[START OF Material shown]
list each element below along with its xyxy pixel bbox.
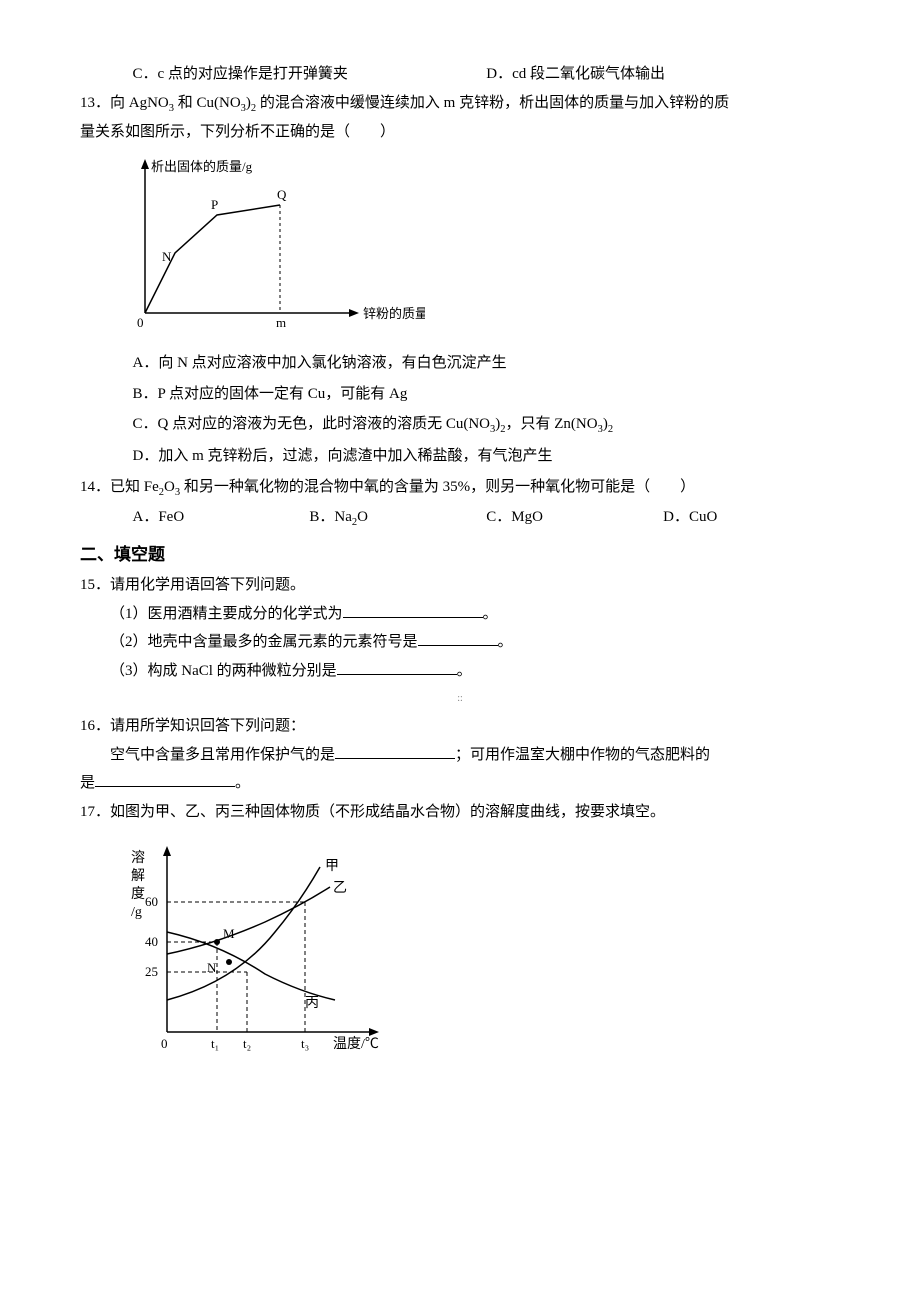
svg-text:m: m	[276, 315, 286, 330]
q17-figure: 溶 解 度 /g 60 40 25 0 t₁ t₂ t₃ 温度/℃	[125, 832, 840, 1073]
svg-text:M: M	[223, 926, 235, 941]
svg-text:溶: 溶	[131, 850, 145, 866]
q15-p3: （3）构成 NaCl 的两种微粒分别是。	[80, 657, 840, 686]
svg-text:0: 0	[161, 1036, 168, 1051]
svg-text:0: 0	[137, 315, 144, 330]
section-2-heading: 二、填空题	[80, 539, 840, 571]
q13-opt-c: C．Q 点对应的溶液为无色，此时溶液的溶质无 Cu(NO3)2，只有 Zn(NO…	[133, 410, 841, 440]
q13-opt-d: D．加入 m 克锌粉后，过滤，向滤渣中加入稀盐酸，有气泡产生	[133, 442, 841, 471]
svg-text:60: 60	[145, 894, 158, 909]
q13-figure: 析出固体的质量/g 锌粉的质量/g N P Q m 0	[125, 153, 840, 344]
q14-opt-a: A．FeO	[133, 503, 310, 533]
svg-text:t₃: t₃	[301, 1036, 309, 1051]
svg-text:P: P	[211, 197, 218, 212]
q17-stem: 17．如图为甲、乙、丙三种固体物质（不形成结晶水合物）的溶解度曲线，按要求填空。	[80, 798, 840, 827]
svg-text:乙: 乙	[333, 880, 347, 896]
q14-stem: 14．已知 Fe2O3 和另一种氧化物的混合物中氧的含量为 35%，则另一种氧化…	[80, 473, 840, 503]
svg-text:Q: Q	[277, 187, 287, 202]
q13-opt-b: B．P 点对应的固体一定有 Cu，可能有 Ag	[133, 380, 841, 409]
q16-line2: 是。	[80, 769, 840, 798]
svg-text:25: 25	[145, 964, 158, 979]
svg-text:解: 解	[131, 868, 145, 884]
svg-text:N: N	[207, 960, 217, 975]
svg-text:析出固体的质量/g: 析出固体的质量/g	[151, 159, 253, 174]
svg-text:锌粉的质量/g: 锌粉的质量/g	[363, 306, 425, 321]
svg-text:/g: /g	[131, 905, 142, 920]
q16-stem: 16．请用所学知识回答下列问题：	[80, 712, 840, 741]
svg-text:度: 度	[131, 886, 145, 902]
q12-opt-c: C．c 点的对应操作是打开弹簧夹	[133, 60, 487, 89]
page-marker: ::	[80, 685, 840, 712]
[END OF Material shown]
- What you will do
Can you rewrite the rows from the line containing "315, 286, 330]" through the line containing "q13-opt-c: C．Q 点对应的溶液为无色，此时溶液的溶质无", changing every "svg-text" to "svg-label" and leaving everything else as it is?

- Finished task
svg-label:m: m	[276, 315, 286, 330]
q17-figure: 溶 解 度 /g 60 40 25 0 t₁ t₂ t₃ 温度/℃	[125, 832, 840, 1073]
svg-label:M: M	[223, 926, 235, 941]
svg-label:溶: 溶	[131, 850, 145, 866]
q15-p3: （3）构成 NaCl 的两种微粒分别是。	[80, 657, 840, 686]
svg-label:0: 0	[161, 1036, 168, 1051]
svg-label:0: 0	[137, 315, 144, 330]
section-2-heading: 二、填空题	[80, 539, 840, 571]
q13-opt-c: C．Q 点对应的溶液为无色，此时溶液的溶质无 Cu(NO3)2，只有 Zn(NO…	[133, 410, 841, 440]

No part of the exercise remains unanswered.